» **The problem**
Images do not belong in the copy. Retype all the entries below exactly.

» **Task inputs**
####

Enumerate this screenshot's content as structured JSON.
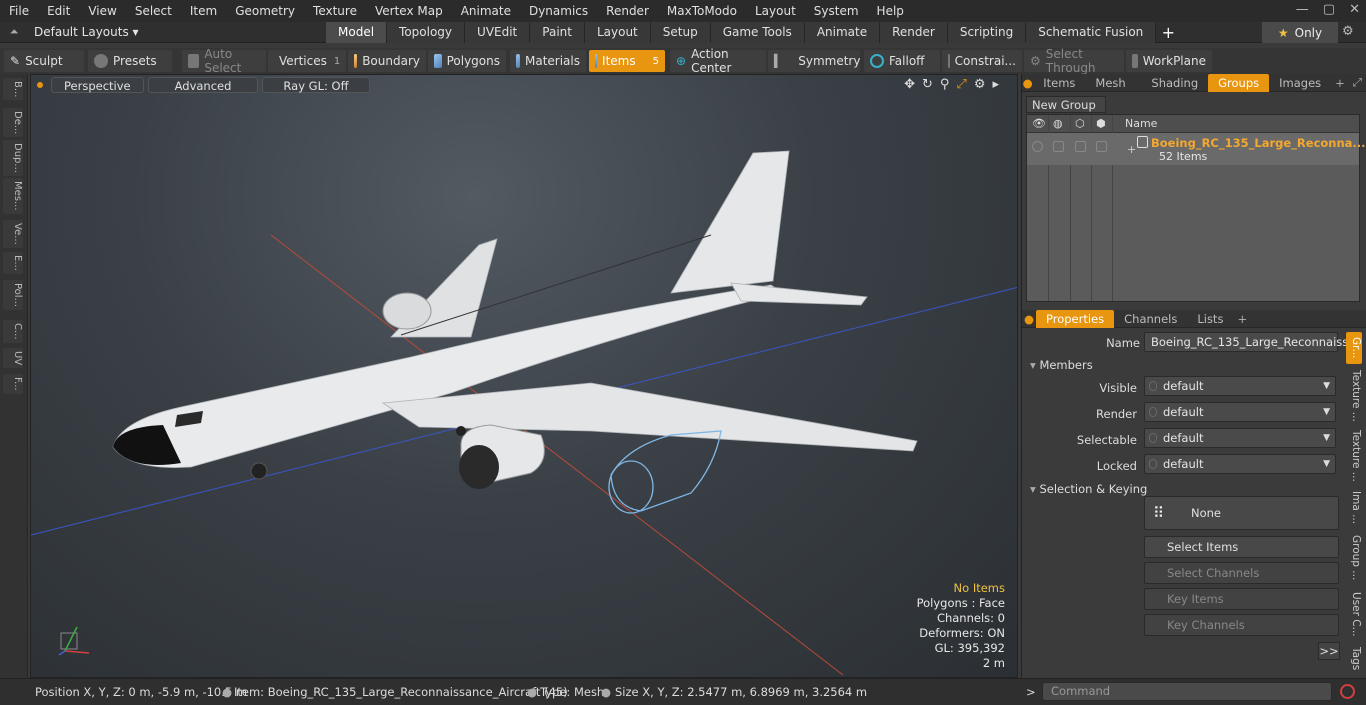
{
  "menu": [
    "File",
    "Edit",
    "View",
    "Select",
    "Item",
    "Geometry",
    "Texture",
    "Vertex Map",
    "Animate",
    "Dynamics",
    "Render",
    "MaxToModo",
    "Layout",
    "System",
    "Help"
  ],
  "layout_selector": "Default Layouts ▾",
  "tabs": [
    "Model",
    "Topology",
    "UVEdit",
    "Paint",
    "Layout",
    "Setup",
    "Game Tools",
    "Animate",
    "Render",
    "Scripting",
    "Schematic Fusion"
  ],
  "active_tab": "Model",
  "only_label": "Only",
  "toolbar": {
    "sculpt": "Sculpt",
    "presets": "Presets",
    "auto_select": "Auto Select",
    "vertices": "Vertices",
    "vertices_count": "1",
    "boundary": "Boundary",
    "polygons": "Polygons",
    "materials": "Materials",
    "items": "Items",
    "items_count": "5",
    "action_center": "Action Center",
    "symmetry": "Symmetry",
    "falloff": "Falloff",
    "constraints": "Constrai...",
    "select_through": "Select Through",
    "workplane": "WorkPlane"
  },
  "left_strip": [
    "B...",
    "De...",
    "Dup...",
    "Mes...",
    "Ve...",
    "E...",
    "Pol...",
    "C...",
    "UV",
    "F..."
  ],
  "viewport": {
    "view_mode": "Perspective",
    "shading": "Advanced",
    "raygl": "Ray GL: Off",
    "hud": {
      "selection": "No Items",
      "polygons": "Polygons : Face",
      "channels": "Channels: 0",
      "deformers": "Deformers: ON",
      "gl": "GL: 395,392",
      "scale": "2 m"
    }
  },
  "groups_panel": {
    "tabs": [
      "Items",
      "Mesh ...",
      "Shading",
      "Groups",
      "Images"
    ],
    "active_tab": "Groups",
    "new_group": "New Group",
    "col_name": "Name",
    "group_name": "Boeing_RC_135_Large_Reconna...",
    "group_count": "52 Items"
  },
  "properties_panel": {
    "tabs": [
      "Properties",
      "Channels",
      "Lists"
    ],
    "active_tab": "Properties",
    "name_label": "Name",
    "name_value": "Boeing_RC_135_Large_Reconnaissan",
    "members_section": "Members",
    "visible_label": "Visible",
    "visible_value": "default",
    "render_label": "Render",
    "render_value": "default",
    "selectable_label": "Selectable",
    "selectable_value": "default",
    "locked_label": "Locked",
    "locked_value": "default",
    "selkey_section": "Selection & Keying",
    "none_label": "None",
    "select_items": "Select Items",
    "select_channels": "Select Channels",
    "key_items": "Key Items",
    "key_channels": "Key Channels",
    "more": ">>",
    "side_tabs": [
      "Gr...",
      "Texture ...",
      "Texture ...",
      "Ima ...",
      "Group ...",
      "User C...",
      "Tags"
    ]
  },
  "status": {
    "position": "Position X, Y, Z:   0 m, -5.9 m, -10.5 m",
    "item": "Item:  Boeing_RC_135_Large_Reconnaissance_Aircraft (45)",
    "type": "Type:  Mesh",
    "size": "Size X, Y, Z:   2.5477 m, 6.8969 m, 3.2564 m",
    "command_placeholder": "Command"
  },
  "colors": {
    "accent": "#e8950f",
    "group_name": "#f4a830",
    "hud_warn": "#f0c040"
  }
}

####

» **In response**
Enumerate this screenshot's content as structured JSON.
{
  "menu": [
    "File",
    "Edit",
    "View",
    "Select",
    "Item",
    "Geometry",
    "Texture",
    "Vertex Map",
    "Animate",
    "Dynamics",
    "Render",
    "MaxToModo",
    "Layout",
    "System",
    "Help"
  ],
  "layout_selector": "Default Layouts ▾",
  "tabs": [
    "Model",
    "Topology",
    "UVEdit",
    "Paint",
    "Layout",
    "Setup",
    "Game Tools",
    "Animate",
    "Render",
    "Scripting",
    "Schematic Fusion"
  ],
  "active_tab": "Model",
  "only_label": "Only",
  "toolbar": {
    "sculpt": "Sculpt",
    "presets": "Presets",
    "auto_select": "Auto Select",
    "vertices": "Vertices",
    "vertices_count": "1",
    "boundary": "Boundary",
    "polygons": "Polygons",
    "materials": "Materials",
    "items": "Items",
    "items_count": "5",
    "action_center": "Action Center",
    "symmetry": "Symmetry",
    "falloff": "Falloff",
    "constraints": "Constrai...",
    "select_through": "Select Through",
    "workplane": "WorkPlane"
  },
  "left_strip": [
    "B...",
    "De...",
    "Dup...",
    "Mes...",
    "Ve...",
    "E...",
    "Pol...",
    "C...",
    "UV",
    "F..."
  ],
  "viewport": {
    "view_mode": "Perspective",
    "shading": "Advanced",
    "raygl": "Ray GL: Off",
    "hud": {
      "selection": "No Items",
      "polygons": "Polygons : Face",
      "channels": "Channels: 0",
      "deformers": "Deformers: ON",
      "gl": "GL: 395,392",
      "scale": "2 m"
    }
  },
  "groups_panel": {
    "tabs": [
      "Items",
      "Mesh ...",
      "Shading",
      "Groups",
      "Images"
    ],
    "active_tab": "Groups",
    "new_group": "New Group",
    "col_name": "Name",
    "group_name": "Boeing_RC_135_Large_Reconna...",
    "group_count": "52 Items"
  },
  "properties_panel": {
    "tabs": [
      "Properties",
      "Channels",
      "Lists"
    ],
    "active_tab": "Properties",
    "name_label": "Name",
    "name_value": "Boeing_RC_135_Large_Reconnaissan",
    "members_section": "Members",
    "visible_label": "Visible",
    "visible_value": "default",
    "render_label": "Render",
    "render_value": "default",
    "selectable_label": "Selectable",
    "selectable_value": "default",
    "locked_label": "Locked",
    "locked_value": "default",
    "selkey_section": "Selection & Keying",
    "none_label": "None",
    "select_items": "Select Items",
    "select_channels": "Select Channels",
    "key_items": "Key Items",
    "key_channels": "Key Channels",
    "more": ">>",
    "side_tabs": [
      "Gr...",
      "Texture ...",
      "Texture ...",
      "Ima ...",
      "Group ...",
      "User C...",
      "Tags"
    ]
  },
  "status": {
    "position": "Position X, Y, Z:   0 m, -5.9 m, -10.5 m",
    "item": "Item:  Boeing_RC_135_Large_Reconnaissance_Aircraft (45)",
    "type": "Type:  Mesh",
    "size": "Size X, Y, Z:   2.5477 m, 6.8969 m, 3.2564 m",
    "command_placeholder": "Command"
  },
  "colors": {
    "accent": "#e8950f",
    "group_name": "#f4a830",
    "hud_warn": "#f0c040"
  }
}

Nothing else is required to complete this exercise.